Instructions to follow =
Search the records below for the word "color". Pull out each line that has it.

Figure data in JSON
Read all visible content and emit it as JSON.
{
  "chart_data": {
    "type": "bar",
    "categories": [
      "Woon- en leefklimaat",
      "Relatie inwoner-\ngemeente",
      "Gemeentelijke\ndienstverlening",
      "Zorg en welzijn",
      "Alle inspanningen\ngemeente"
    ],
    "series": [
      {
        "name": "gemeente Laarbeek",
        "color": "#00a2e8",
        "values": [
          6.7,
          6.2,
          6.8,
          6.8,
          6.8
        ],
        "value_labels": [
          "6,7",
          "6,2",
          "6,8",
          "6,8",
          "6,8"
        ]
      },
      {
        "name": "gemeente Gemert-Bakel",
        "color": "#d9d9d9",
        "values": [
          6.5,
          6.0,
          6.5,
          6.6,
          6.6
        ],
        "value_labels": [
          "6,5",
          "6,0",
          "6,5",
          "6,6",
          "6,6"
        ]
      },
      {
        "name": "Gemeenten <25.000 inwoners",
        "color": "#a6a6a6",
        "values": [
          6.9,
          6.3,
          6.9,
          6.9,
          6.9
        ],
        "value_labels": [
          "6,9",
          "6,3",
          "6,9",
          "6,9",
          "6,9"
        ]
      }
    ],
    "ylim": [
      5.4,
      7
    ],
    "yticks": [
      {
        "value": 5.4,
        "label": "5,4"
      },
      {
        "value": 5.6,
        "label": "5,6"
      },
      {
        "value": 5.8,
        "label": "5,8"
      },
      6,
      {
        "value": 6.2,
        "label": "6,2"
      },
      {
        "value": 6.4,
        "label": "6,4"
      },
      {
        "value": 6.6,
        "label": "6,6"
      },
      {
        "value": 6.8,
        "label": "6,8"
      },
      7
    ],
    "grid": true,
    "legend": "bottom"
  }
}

Exercise result =
        "color": "#00a2e8",
        "color": "#d9d9d9",
        "color": "#a6a6a6",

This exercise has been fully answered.